» WRITTEN INSTRUCTION: Repeat every line of the listing below exactly, minus the pictures.

» RECORDS FOR THIS EXERCISE:
····················
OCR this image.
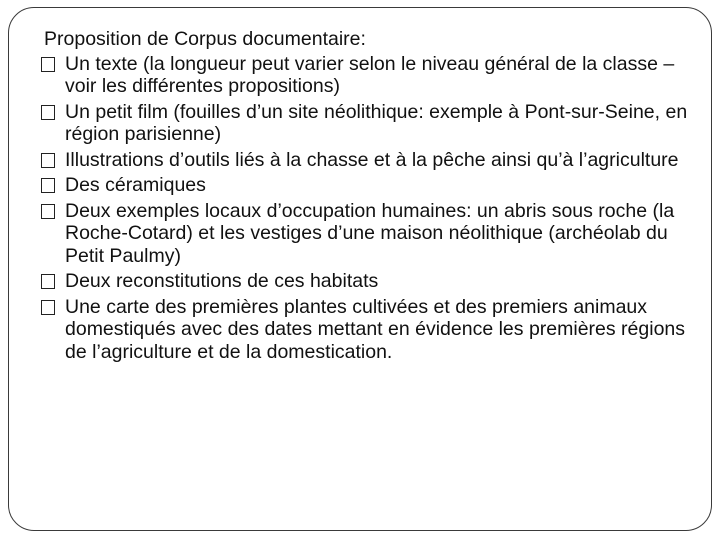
Proposition de Corpus documentaire:
Un texte (la longueur peut varier selon le niveau général de la classe – voir les différentes propositions)
Un petit film (fouilles d’un site néolithique: exemple à Pont-sur-Seine, en région parisienne)
Illustrations d’outils liés à la chasse et à la pêche ainsi qu’à l’agriculture
Des céramiques
Deux exemples locaux d’occupation humaines: un abris sous roche (la Roche-Cotard) et les vestiges d’une maison néolithique (archéolab du Petit Paulmy)
Deux reconstitutions de ces habitats
Une carte des premières plantes cultivées et des premiers animaux domestiqués avec des dates mettant en évidence les premières régions de l’agriculture et de la domestication.
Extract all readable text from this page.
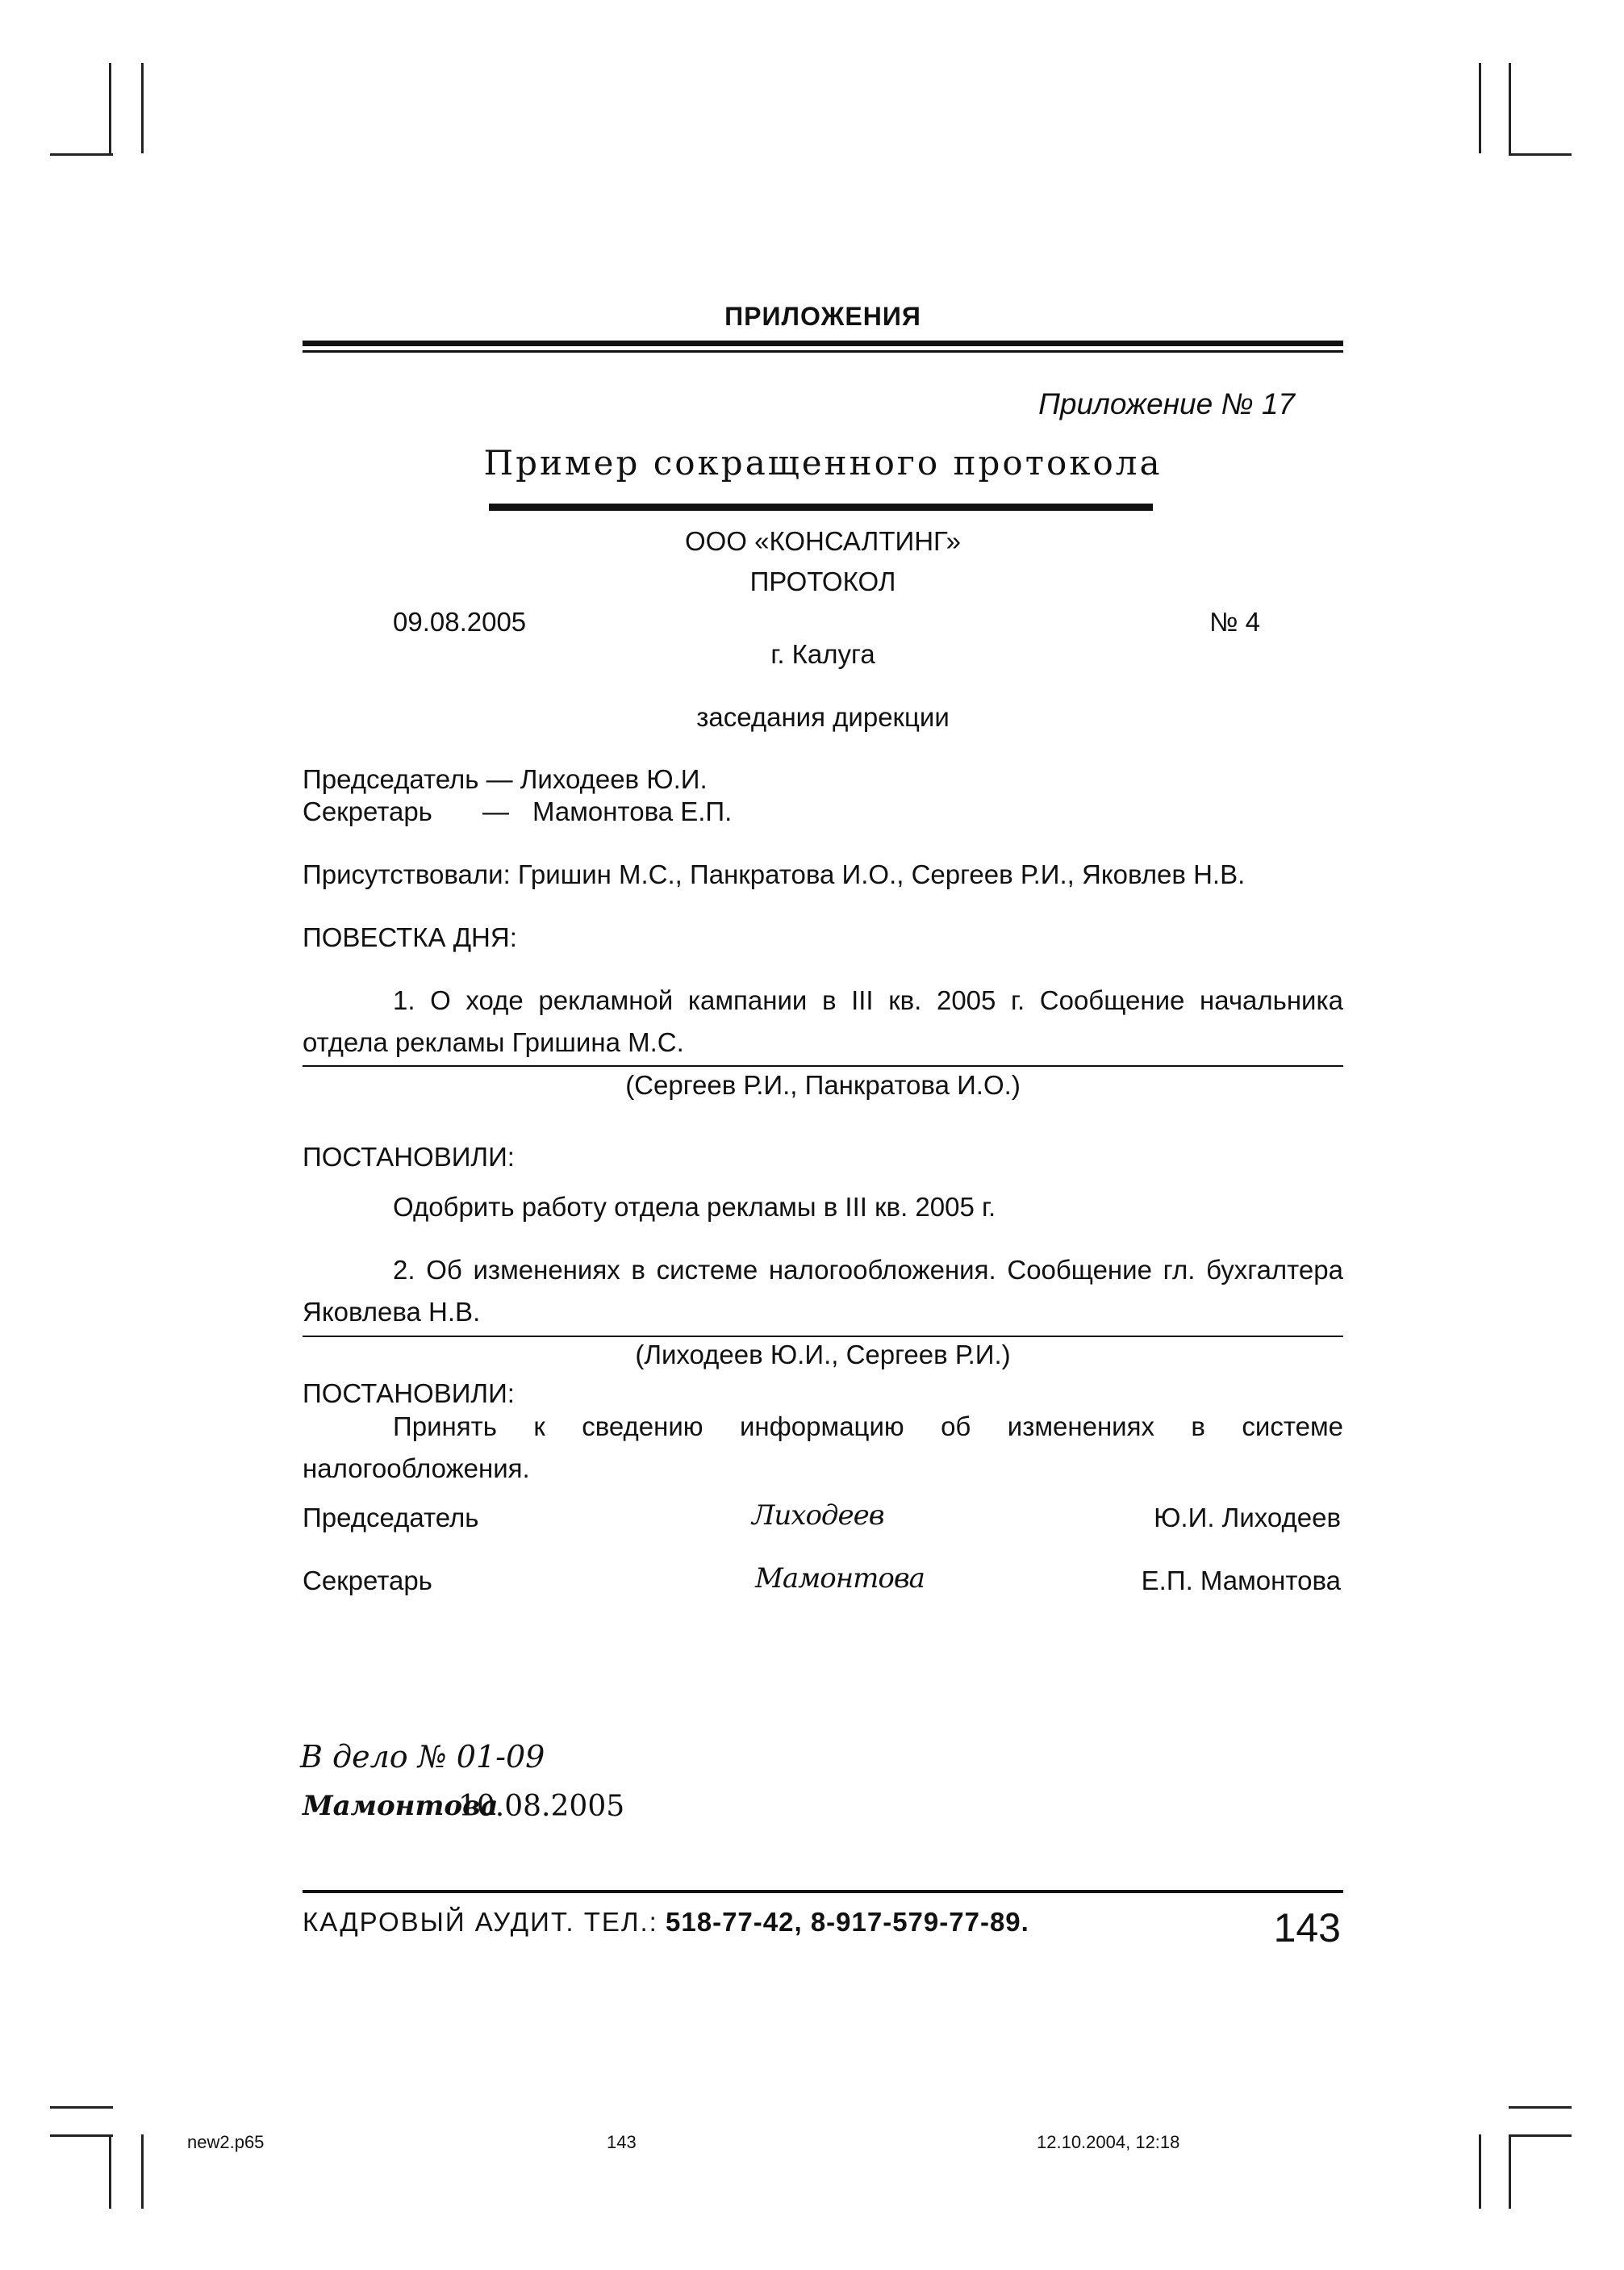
ПРИЛОЖЕНИЯ
Приложение № 17
Пример сокращенного протокола
ООО «КОНСАЛТИНГ»
ПРОТОКОЛ
09.08.2005	№ 4
г. Калуга
заседания дирекции
Председатель — Лиходеев Ю.И.
Секретарь — Мамонтова Е.П.
Присутствовали: Гришин М.С., Панкратова И.О., Сергеев Р.И., Яковлев Н.В.
ПОВЕСТКА ДНЯ:
1. О ходе рекламной кампании в III кв. 2005 г. Сообщение начальника отдела рекламы Гришина М.С.
(Сергеев Р.И., Панкратова И.О.)
ПОСТАНОВИЛИ:
Одобрить работу отдела рекламы в III кв. 2005 г.
2. Об изменениях в системе налогообложения. Сообщение гл. бухгалтера Яковлева Н.В.
(Лиходеев Ю.И., Сергеев Р.И.)
ПОСТАНОВИЛИ:
Принять к сведению информацию об изменениях в системе налогообложения.
Председатель	Лиходеев	Ю.И. Лиходеев
Секретарь	Мамонтова	Е.П. Мамонтова
В дело № 01-09
Мамонтова
10.08.2005
КАДРОВЫЙ АУДИТ. ТЕЛ.: 518-77-42, 8-917-579-77-89.	143
new2.p65	143	12.10.2004, 12:18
····················
» ANSWER TO THE EXERCISE:
OCR this image.
Proposition de Corpus documentaire:
Un texte (la longueur peut varier selon le niveau général de la classe – voir les différentes propositions)
Un petit film (fouilles d’un site néolithique: exemple à Pont-sur-Seine, en région parisienne)
Illustrations d’outils liés à la chasse et à la pêche ainsi qu’à l’agriculture
Des céramiques
Deux exemples locaux d’occupation humaines: un abris sous roche (la Roche-Cotard) et les vestiges d’une maison néolithique (archéolab du Petit Paulmy)
Deux reconstitutions de ces habitats
Une carte des premières plantes cultivées et des premiers animaux domestiqués avec des dates mettant en évidence les premières régions de l’agriculture et de la domestication.
Extract all readable text from this page.
ПРИЛОЖЕНИЯ
Приложение № 17
Пример сокращенного протокола
ООО «КОНСАЛТИНГ»
ПРОТОКОЛ
09.08.2005	№ 4
г. Калуга
заседания дирекции
Председатель — Лиходеев Ю.И.
Секретарь — Мамонтова Е.П.
Присутствовали: Гришин М.С., Панкратова И.О., Сергеев Р.И., Яковлев Н.В.
ПОВЕСТКА ДНЯ:
1. О ходе рекламной кампании в III кв. 2005 г. Сообщение начальника отдела рекламы Гришина М.С.
(Сергеев Р.И., Панкратова И.О.)
ПОСТАНОВИЛИ:
Одобрить работу отдела рекламы в III кв. 2005 г.
2. Об изменениях в системе налогообложения. Сообщение гл. бухгалтера Яковлева Н.В.
(Лиходеев Ю.И., Сергеев Р.И.)
ПОСТАНОВИЛИ:
Принять к сведению информацию об изменениях в системе налогообложения.
Председатель	Лиходеев	Ю.И. Лиходеев
Секретарь	Мамонтова	Е.П. Мамонтова
В дело № 01-09
Мамонтова
10.08.2005
КАДРОВЫЙ АУДИТ. ТЕЛ.: 518-77-42, 8-917-579-77-89.	143
new2.p65	143	12.10.2004, 12:18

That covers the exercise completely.